> TEXTE CHOISI
──────────────────────────────
Monsieur le Président de la République Française,
En menaçant de déchoir de leur nationalité certains Français délinquants d’origine étrangère, votre gouvernement et vous-même êtes revenus sur un article fondamental de notre constitution et pas des moindres, z'y va ! carrément le premier :
« La France est une République indivisible, laïque, démocratique et sociale. Elle assure l’égalité devant la loi de tous les citoyens sans distinction d’origine, de race ou de religion.(…) »
Cet article vise à empêcher un quelconque gugusse de mettre une partie de la population à l’index et, quand je dis à l’index, je fais dans la litote, vu que les derniers Français à avoir été déchu de leur nationalité dans ce pays en raison de leurs « origines, race ou religion » furent nos compatriotes juifs déportés par Vichy. Loin de moi l’idée de vous comparer au maréchal Pétain, je dis juste ce qui est.
──────────────────────────────
> EXTRAITS DE DONNÉES
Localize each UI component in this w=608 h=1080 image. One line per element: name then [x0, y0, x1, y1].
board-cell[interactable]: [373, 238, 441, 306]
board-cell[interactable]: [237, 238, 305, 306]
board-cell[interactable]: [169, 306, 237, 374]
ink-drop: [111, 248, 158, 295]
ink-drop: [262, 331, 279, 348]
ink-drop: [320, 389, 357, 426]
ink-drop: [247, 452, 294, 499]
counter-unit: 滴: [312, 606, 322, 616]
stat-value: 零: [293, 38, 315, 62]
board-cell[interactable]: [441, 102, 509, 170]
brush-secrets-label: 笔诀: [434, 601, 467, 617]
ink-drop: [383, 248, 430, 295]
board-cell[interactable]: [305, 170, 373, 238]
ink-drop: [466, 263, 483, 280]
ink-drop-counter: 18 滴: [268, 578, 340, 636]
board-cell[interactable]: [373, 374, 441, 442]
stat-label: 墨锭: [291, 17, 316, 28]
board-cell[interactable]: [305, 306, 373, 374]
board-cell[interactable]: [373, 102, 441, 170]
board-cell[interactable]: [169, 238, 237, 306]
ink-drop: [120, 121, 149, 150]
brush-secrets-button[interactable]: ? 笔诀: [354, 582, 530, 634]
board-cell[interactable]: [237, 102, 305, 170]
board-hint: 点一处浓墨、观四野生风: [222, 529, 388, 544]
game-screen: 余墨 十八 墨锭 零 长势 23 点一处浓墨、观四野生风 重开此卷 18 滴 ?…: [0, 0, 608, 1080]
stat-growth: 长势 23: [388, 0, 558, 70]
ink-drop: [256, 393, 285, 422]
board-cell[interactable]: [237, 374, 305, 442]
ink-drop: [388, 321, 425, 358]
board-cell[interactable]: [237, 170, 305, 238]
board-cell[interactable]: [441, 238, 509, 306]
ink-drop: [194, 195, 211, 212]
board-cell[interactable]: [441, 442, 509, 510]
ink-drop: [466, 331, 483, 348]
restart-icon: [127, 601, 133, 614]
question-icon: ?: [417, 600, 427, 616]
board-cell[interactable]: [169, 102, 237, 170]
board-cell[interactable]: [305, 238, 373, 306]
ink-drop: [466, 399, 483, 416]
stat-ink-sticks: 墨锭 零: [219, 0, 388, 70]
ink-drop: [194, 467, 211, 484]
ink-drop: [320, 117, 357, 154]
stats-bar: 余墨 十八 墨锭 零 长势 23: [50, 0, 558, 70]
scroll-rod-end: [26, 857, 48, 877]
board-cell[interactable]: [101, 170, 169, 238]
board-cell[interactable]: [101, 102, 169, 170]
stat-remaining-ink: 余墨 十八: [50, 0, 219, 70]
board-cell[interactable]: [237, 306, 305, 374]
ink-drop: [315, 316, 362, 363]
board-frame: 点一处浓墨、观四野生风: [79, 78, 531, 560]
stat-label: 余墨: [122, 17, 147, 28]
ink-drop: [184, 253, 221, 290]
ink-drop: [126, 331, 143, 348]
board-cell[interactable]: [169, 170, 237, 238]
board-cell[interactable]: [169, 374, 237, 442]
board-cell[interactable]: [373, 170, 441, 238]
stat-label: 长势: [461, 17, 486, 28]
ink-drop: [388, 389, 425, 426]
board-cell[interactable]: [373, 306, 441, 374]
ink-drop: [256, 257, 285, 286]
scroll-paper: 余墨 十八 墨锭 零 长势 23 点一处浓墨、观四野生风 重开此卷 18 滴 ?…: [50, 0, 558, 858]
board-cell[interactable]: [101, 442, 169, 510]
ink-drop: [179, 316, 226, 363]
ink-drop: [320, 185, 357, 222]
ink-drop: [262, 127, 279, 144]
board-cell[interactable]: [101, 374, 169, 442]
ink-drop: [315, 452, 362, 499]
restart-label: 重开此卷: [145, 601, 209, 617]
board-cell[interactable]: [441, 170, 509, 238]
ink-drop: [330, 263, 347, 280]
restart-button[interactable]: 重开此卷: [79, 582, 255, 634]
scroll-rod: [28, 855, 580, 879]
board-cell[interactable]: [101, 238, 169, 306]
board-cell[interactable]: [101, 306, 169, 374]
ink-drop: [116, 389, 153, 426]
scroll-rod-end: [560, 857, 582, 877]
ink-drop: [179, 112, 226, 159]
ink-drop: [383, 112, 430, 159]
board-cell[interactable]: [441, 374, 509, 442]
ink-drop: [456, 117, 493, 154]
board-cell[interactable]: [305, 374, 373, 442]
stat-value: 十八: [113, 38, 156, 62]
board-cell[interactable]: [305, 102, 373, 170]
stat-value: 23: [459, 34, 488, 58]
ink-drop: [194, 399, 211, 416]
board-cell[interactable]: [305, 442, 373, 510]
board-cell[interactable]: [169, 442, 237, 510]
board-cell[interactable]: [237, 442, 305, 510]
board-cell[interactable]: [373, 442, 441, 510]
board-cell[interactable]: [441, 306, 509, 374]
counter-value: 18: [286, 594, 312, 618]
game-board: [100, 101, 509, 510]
──────────────────────────────
> TRAVAIL DEMANDÉ
Recopiez fidèlement le passage de la lettre sur la déchéance de nationalité, en commençant par « Cet article vise » et en poursuivant jusqu'à « ce qui est. ».

> RÉSULTAT DE L'EXERCICE
Cet article vise à empêcher un quelconque gugusse de mettre une partie de la population à l’index et, quand je dis à l’index, je fais dans la litote, vu que les derniers Français à avoir été déchu de leur nationalité dans ce pays en raison de leurs « origines, race ou religion » furent nos compatriotes juifs déportés par Vichy. Loin de moi l’idée de vous comparer au maréchal Pétain, je dis juste ce qui est.